GIVEN EXERCISE
Your answer should be a single number: the count of lines in the material below that hold "view".

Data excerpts
****************
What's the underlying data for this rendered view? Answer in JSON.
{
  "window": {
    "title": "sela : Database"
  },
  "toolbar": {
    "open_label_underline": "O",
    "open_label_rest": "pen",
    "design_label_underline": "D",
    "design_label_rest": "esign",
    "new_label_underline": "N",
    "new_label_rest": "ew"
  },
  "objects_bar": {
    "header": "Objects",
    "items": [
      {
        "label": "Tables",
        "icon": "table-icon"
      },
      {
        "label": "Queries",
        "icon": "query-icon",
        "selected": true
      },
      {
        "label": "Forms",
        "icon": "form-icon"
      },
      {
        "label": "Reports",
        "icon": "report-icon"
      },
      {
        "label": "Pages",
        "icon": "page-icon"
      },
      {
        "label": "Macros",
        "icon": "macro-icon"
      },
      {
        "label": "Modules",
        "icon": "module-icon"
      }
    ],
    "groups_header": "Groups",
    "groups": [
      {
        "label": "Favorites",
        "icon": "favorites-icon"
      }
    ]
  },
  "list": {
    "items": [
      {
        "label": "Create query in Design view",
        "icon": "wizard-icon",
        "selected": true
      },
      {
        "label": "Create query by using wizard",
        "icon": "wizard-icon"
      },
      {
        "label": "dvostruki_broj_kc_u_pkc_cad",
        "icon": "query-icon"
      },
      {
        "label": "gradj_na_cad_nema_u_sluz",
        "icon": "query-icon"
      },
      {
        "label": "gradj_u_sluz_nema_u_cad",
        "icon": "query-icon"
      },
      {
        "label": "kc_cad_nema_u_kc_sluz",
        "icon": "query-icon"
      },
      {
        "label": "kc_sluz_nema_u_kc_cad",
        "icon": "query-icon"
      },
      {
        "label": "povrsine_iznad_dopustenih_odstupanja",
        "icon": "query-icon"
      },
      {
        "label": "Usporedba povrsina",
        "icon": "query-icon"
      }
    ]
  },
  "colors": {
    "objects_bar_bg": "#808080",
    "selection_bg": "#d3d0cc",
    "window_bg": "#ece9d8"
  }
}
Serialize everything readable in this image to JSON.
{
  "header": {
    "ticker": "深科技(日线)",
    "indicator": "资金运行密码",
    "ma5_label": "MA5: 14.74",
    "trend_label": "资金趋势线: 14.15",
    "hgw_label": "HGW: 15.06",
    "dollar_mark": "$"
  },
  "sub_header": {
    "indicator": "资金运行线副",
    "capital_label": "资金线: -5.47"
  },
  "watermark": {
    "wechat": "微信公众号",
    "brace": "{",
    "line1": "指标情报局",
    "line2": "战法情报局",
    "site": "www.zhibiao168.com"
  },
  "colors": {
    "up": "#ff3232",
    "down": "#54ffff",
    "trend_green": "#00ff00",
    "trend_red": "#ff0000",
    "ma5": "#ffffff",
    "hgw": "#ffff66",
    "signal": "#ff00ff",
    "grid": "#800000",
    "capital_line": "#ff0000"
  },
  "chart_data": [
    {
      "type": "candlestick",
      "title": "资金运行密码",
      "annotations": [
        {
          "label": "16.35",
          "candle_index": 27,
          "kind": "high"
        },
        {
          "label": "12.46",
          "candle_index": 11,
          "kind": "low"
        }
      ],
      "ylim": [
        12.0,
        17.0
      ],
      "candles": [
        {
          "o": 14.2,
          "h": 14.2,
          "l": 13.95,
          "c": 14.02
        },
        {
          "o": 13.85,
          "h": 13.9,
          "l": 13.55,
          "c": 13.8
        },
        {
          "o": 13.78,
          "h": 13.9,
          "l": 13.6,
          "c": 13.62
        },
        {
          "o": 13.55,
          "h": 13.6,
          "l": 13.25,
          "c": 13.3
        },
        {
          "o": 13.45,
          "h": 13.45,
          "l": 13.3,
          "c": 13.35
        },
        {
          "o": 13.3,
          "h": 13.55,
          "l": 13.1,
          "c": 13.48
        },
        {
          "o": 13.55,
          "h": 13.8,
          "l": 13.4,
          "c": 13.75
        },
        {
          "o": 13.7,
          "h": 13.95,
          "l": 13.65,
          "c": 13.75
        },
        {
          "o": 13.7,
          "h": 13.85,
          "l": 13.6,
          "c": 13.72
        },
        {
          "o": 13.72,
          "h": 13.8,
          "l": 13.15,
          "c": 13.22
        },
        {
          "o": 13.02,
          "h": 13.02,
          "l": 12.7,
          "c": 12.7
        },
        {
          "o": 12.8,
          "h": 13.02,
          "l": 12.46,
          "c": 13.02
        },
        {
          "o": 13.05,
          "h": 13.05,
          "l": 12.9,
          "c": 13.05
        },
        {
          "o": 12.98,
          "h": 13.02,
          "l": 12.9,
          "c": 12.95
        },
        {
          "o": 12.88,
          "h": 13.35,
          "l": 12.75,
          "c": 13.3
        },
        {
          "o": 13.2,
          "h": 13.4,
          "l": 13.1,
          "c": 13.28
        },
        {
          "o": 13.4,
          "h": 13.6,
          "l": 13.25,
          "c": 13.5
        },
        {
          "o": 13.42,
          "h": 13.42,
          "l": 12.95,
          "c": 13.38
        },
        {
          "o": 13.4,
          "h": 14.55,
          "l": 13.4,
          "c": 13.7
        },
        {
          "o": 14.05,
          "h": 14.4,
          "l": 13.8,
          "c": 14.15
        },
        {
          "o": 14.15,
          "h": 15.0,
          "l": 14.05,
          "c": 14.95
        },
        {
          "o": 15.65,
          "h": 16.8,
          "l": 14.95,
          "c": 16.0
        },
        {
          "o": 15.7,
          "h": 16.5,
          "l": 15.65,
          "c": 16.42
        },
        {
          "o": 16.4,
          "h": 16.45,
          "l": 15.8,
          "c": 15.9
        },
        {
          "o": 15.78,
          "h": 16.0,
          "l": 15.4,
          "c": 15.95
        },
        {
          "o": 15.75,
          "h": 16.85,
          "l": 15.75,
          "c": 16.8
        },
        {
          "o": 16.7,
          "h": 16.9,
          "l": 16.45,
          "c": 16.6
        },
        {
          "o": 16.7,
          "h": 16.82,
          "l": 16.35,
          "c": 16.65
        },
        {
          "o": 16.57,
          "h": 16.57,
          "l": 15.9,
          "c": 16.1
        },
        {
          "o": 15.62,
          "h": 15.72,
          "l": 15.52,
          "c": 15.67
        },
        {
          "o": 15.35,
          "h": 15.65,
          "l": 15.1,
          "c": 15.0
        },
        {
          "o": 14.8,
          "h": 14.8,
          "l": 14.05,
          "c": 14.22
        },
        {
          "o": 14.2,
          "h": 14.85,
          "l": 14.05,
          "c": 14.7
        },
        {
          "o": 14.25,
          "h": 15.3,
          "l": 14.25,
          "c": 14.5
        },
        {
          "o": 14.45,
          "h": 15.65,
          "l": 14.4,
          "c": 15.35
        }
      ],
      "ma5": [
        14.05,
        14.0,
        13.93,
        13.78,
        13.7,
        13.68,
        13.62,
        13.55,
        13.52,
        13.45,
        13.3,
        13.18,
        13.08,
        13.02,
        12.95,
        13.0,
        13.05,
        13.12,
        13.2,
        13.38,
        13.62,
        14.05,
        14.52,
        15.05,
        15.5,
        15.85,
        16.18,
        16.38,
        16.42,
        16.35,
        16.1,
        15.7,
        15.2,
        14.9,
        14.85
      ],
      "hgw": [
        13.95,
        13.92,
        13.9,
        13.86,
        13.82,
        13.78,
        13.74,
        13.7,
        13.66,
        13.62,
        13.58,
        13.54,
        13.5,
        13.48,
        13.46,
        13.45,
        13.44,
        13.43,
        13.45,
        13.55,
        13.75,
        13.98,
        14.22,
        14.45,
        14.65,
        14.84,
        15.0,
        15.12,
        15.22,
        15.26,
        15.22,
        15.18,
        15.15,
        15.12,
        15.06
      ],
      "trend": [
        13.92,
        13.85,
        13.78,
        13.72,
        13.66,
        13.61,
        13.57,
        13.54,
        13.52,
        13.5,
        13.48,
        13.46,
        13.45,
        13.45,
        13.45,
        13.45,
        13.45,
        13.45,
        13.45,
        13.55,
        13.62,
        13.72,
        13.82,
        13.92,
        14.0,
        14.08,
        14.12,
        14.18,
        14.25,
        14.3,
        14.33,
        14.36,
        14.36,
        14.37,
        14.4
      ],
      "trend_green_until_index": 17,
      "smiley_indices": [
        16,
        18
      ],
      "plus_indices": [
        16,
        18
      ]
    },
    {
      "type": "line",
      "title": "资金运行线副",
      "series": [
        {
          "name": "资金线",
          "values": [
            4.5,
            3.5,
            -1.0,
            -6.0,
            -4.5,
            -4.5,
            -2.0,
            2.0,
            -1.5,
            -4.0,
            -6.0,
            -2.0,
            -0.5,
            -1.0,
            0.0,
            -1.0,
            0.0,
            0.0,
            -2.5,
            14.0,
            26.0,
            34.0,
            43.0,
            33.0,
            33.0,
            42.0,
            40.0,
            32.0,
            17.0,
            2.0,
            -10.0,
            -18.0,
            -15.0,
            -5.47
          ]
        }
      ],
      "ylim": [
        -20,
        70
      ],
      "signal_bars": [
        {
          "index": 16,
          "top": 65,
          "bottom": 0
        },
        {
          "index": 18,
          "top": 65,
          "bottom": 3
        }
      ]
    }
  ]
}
****************
RESULT FOR THIS TASK
2